Im Jahr 2012 beginnt die Saison wie üblich im Mai. An zehn Abenden sind Steherrennen geplant, zusätzlich die Europameisterschaft Ende August. Drei Mal messen Militärvelofahrer ihre Kräfte. Der Trabi- und Topolino-Club kommt zur Rennbahn, Ende Juli dröhnen die Motoren historischer Rennfahrzeuge über die Piste, und am 7. August gibt es sogar ein Harley-Davidson-Treffen. Radballer und Kunstradfahrer, Inline-Skater und die Bike Police der Stadtpolizei Zürich werden auftreten. Genaueres kann man der Seite rennbahn-oerlikon.ch entnehmen. In einem Pavillon wird es sogar eine Ausstellung geben.

Datenübersicht -

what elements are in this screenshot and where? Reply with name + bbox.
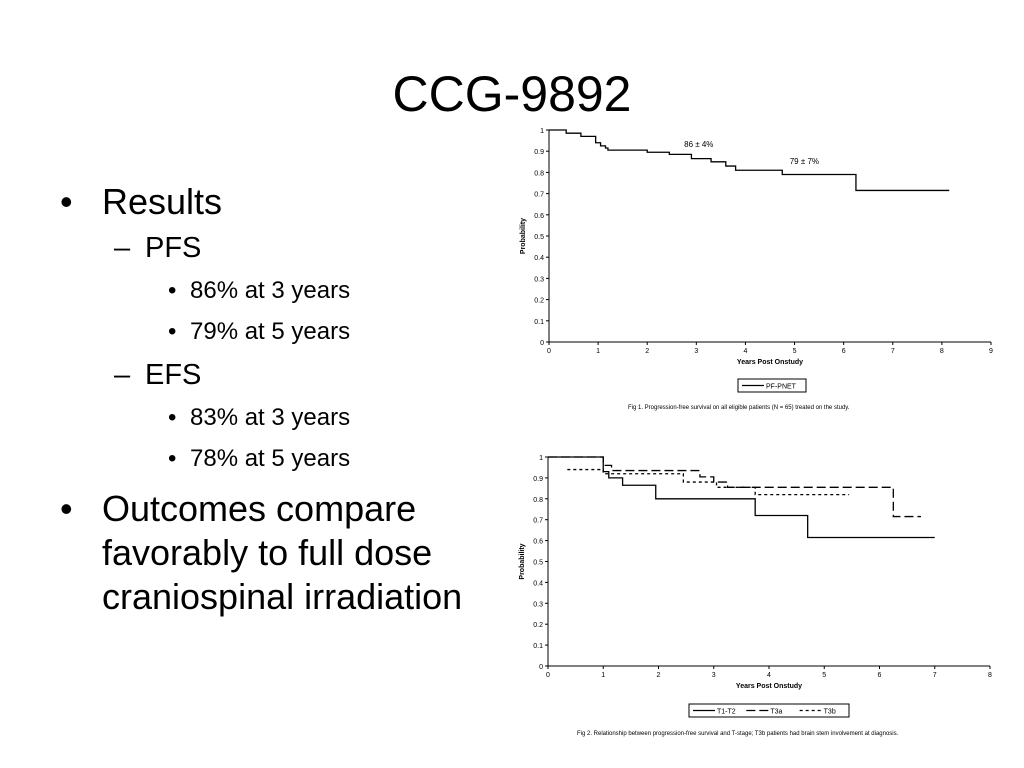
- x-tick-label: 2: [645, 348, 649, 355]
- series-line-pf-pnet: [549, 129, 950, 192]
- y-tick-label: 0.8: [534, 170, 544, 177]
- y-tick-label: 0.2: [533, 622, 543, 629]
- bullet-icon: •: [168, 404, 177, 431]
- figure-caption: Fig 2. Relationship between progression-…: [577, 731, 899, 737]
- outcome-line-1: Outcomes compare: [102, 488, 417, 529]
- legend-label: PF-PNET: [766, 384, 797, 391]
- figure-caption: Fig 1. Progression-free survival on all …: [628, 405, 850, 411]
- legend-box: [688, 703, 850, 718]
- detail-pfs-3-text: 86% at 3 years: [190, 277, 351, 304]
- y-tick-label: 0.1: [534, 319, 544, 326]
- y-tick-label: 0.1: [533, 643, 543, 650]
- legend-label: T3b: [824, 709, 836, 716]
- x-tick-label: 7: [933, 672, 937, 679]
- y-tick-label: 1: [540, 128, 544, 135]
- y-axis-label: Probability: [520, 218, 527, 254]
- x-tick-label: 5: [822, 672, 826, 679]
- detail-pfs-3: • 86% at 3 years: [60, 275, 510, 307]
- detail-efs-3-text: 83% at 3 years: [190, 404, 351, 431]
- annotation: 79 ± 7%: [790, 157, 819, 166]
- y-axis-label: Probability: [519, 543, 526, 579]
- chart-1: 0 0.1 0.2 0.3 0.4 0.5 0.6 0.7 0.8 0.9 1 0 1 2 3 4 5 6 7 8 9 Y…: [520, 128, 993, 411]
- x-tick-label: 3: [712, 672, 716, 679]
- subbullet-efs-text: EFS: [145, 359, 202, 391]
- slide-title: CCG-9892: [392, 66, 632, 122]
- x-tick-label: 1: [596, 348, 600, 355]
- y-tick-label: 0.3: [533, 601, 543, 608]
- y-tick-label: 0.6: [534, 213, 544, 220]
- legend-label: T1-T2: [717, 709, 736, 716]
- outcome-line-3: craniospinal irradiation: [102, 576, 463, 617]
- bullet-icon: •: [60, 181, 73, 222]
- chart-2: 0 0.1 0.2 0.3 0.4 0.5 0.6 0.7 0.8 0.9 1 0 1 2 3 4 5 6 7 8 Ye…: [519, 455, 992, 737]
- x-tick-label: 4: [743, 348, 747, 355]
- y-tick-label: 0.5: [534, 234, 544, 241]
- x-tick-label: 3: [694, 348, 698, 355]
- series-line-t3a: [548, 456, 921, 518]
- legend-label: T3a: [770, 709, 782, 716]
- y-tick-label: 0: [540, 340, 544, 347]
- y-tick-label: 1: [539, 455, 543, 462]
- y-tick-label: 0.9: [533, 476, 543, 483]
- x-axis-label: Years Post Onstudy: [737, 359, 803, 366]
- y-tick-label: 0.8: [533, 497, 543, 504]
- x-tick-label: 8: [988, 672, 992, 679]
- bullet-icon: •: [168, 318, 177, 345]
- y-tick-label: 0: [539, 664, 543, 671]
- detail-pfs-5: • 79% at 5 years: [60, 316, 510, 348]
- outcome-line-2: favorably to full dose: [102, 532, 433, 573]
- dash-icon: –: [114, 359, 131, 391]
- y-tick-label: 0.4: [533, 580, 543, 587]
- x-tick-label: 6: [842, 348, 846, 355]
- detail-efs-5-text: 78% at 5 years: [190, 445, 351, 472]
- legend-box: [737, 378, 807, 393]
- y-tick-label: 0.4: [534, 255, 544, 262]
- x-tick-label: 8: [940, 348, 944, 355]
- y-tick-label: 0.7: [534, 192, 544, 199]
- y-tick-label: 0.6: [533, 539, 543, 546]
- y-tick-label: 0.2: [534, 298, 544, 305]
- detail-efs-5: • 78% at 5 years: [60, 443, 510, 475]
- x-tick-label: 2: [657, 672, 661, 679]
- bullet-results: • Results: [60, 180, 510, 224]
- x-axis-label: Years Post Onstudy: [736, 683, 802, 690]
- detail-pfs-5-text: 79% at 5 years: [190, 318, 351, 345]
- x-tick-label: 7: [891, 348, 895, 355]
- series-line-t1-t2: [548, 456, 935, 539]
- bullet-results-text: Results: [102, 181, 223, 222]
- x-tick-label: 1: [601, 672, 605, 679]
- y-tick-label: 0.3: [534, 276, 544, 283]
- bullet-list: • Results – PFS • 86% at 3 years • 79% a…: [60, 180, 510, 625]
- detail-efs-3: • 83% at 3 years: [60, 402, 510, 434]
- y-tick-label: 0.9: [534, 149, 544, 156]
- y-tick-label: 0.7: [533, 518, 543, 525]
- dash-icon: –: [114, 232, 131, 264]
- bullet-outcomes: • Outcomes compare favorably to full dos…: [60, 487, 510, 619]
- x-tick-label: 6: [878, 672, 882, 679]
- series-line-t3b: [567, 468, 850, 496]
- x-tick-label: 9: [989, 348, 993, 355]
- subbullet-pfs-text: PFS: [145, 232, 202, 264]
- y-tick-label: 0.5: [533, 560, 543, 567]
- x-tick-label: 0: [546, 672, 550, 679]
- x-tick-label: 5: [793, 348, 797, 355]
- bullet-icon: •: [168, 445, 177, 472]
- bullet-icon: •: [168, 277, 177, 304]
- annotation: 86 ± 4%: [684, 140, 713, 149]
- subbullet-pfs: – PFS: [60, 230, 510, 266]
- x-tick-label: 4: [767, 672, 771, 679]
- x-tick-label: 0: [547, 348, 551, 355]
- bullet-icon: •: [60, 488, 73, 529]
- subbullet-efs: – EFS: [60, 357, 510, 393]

Aufgabe 1 - Nennen Sie alle Gruppen, die laut dem Text über die Rennbahnsaison 2012 auftreten werden.
Aufgabe 2 - Ändern Sie im Text über die Rennbahnsaison 2012 den Abschnitt, der mit „Im Jahr 2012“ beginnt und bis „eine Ausstellung geben.“ reicht, indem Sie „Pavillon“ durch „Zelt“ ersetzen.
Aufgabe 3 - Führen Sie den Text über die Rennbahnsaison 2012 im Anschluss an seinen letzten Satz fort.
Die Daten stammen aus einer anderen Quelle als der Text.

Lösung 1 - Radballer, Kunstradfahrer, Inline-Skater, die Bike Police der Stadtpolizei Zürich

Lösung 2 -
Im Jahr 2012 beginnt die Saison wie üblich im Mai. An zehn Abenden sind Steherrennen geplant, zusätzlich die Europameisterschaft Ende August. Drei Mal messen Militärvelofahrer ihre Kräfte. Der Trabi- und Topolino-Club kommt zur Rennbahn, Ende Juli dröhnen die Motoren historischer Rennfahrzeuge über die Piste, und am 7. August gibt es sogar ein Harley-Davidson-Treffen. Radballer und Kunstradfahrer, Inline-Skater und die Bike Police der Stadtpolizei Zürich werden auftreten. Genaueres kann man der Seite rennbahn-oerlikon.ch entnehmen. In einem Zelt wird es sogar eine Ausstellung geben.

Lösung 3 -
Auf dem Podium saßen Christian Rocha, der Trainer des Schweizer Damen-Straßenteams, Verleger Peter Schnyder und drei der sieben Männer, die durch die Gründung der Interessengemeinschaft Offene Rennbahn (IGOR) die Oerlikoner Anlage vor über neun Jahren retteten: Alois Iten, Werner Kraus, Jürgen E. Vogel.



Die Geschichte

Die Rennbahn war mehrmals vom Abbruch bedroht und musste in den vergangenen 100 Jahren des öfteren gerettet werden: ein kleines Wunder, dass sie noch dasteht.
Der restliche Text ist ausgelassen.